• **What this task involves**
Retype the listing that follows, word for word.

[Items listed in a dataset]

▼▼▼

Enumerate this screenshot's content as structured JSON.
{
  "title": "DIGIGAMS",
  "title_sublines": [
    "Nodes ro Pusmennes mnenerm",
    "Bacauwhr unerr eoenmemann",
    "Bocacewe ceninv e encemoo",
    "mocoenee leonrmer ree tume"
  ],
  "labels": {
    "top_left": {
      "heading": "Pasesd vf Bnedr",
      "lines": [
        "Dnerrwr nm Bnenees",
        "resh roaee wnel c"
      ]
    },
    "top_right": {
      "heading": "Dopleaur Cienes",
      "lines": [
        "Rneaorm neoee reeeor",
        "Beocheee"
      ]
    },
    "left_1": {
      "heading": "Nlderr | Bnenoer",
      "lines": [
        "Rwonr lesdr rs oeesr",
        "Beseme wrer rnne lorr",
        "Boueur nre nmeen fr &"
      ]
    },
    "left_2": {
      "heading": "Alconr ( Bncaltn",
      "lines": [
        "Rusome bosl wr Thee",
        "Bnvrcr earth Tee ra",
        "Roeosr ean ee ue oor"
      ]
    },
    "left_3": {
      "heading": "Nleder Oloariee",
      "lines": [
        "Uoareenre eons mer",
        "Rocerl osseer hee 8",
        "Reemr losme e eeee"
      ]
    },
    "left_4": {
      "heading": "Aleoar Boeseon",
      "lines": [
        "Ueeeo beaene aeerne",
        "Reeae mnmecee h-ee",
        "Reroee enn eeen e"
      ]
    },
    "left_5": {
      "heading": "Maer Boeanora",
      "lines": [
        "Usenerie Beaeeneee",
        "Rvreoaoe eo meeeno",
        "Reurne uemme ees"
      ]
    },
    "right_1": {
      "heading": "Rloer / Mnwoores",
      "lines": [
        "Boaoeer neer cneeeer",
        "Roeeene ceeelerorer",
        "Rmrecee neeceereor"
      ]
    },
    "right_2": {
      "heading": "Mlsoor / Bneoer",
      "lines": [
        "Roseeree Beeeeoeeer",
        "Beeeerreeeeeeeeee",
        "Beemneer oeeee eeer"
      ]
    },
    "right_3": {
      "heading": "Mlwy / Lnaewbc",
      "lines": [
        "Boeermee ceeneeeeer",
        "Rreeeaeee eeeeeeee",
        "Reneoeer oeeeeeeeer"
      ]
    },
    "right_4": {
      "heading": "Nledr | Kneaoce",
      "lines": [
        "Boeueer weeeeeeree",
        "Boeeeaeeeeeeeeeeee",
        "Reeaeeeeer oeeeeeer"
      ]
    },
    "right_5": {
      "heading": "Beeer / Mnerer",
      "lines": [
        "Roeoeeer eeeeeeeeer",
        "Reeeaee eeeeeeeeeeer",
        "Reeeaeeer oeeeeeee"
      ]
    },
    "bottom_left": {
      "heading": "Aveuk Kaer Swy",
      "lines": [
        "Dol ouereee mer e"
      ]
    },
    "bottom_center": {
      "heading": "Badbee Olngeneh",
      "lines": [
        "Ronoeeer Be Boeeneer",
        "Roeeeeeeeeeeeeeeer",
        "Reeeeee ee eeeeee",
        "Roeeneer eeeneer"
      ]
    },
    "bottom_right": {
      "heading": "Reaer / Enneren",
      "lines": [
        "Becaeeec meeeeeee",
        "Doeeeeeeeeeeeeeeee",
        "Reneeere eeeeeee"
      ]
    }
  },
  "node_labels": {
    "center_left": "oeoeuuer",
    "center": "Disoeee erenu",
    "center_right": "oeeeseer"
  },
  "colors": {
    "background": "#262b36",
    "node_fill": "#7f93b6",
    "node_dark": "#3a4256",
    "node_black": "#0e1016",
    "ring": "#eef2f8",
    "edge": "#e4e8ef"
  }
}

▲▲▲

• **Exercise response**
Enumerate this screenshot's content as structured JSON.
{
  "title": "DIGIGAMS",
  "title_sublines": [
    "Nodes ro Pusmennes mnenerm",
    "Bacauwhr unerr eoenmemann",
    "Bocacewe ceninv e encemoo",
    "mocoenee leonrmer ree tume"
  ],
  "labels": {
    "top_left": {
      "heading": "Pasesd vf Bnedr",
      "lines": [
        "Dnerrwr nm Bnenees",
        "resh roaee wnel c"
      ]
    },
    "top_right": {
      "heading": "Dopleaur Cienes",
      "lines": [
        "Rneaorm neoee reeeor",
        "Beocheee"
      ]
    },
    "left_1": {
      "heading": "Nlderr | Bnenoer",
      "lines": [
        "Rwonr lesdr rs oeesr",
        "Beseme wrer rnne lorr",
        "Boueur nre nmeen fr &"
      ]
    },
    "left_2": {
      "heading": "Alconr ( Bncaltn",
      "lines": [
        "Rusome bosl wr Thee",
        "Bnvrcr earth Tee ra",
        "Roeosr ean ee ue oor"
      ]
    },
    "left_3": {
      "heading": "Nleder Oloariee",
      "lines": [
        "Uoareenre eons mer",
        "Rocerl osseer hee 8",
        "Reemr losme e eeee"
      ]
    },
    "left_4": {
      "heading": "Aleoar Boeseon",
      "lines": [
        "Ueeeo beaene aeerne",
        "Reeae mnmecee h-ee",
        "Reroee enn eeen e"
      ]
    },
    "left_5": {
      "heading": "Maer Boeanora",
      "lines": [
        "Usenerie Beaeeneee",
        "Rvreoaoe eo meeeno",
        "Reurne uemme ees"
      ]
    },
    "right_1": {
      "heading": "Rloer / Mnwoores",
      "lines": [
        "Boaoeer neer cneeeer",
        "Roeeene ceeelerorer",
        "Rmrecee neeceereor"
      ]
    },
    "right_2": {
      "heading": "Mlsoor / Bneoer",
      "lines": [
        "Roseeree Beeeeoeeer",
        "Beeeerreeeeeeeeee",
        "Beemneer oeeee eeer"
      ]
    },
    "right_3": {
      "heading": "Mlwy / Lnaewbc",
      "lines": [
        "Boeermee ceeneeeeer",
        "Rreeeaeee eeeeeeee",
        "Reneoeer oeeeeeeeer"
      ]
    },
    "right_4": {
      "heading": "Nledr | Kneaoce",
      "lines": [
        "Boeueer weeeeeeree",
        "Boeeeaeeeeeeeeeeee",
        "Reeaeeeeer oeeeeeer"
      ]
    },
    "right_5": {
      "heading": "Beeer / Mnerer",
      "lines": [
        "Roeoeeer eeeeeeeeer",
        "Reeeaee eeeeeeeeeeer",
        "Reeeaeeer oeeeeeee"
      ]
    },
    "bottom_left": {
      "heading": "Aveuk Kaer Swy",
      "lines": [
        "Dol ouereee mer e"
      ]
    },
    "bottom_center": {
      "heading": "Badbee Olngeneh",
      "lines": [
        "Ronoeeer Be Boeeneer",
        "Roeeeeeeeeeeeeeeer",
        "Reeeeee ee eeeeee",
        "Roeeneer eeeneer"
      ]
    },
    "bottom_right": {
      "heading": "Reaer / Enneren",
      "lines": [
        "Becaeeec meeeeeee",
        "Doeeeeeeeeeeeeeeee",
        "Reneeere eeeeeee"
      ]
    }
  },
  "node_labels": {
    "center_left": "oeoeuuer",
    "center": "Disoeee erenu",
    "center_right": "oeeeseer"
  },
  "colors": {
    "background": "#262b36",
    "node_fill": "#7f93b6",
    "node_dark": "#3a4256",
    "node_black": "#0e1016",
    "ring": "#eef2f8",
    "edge": "#e4e8ef"
  }
}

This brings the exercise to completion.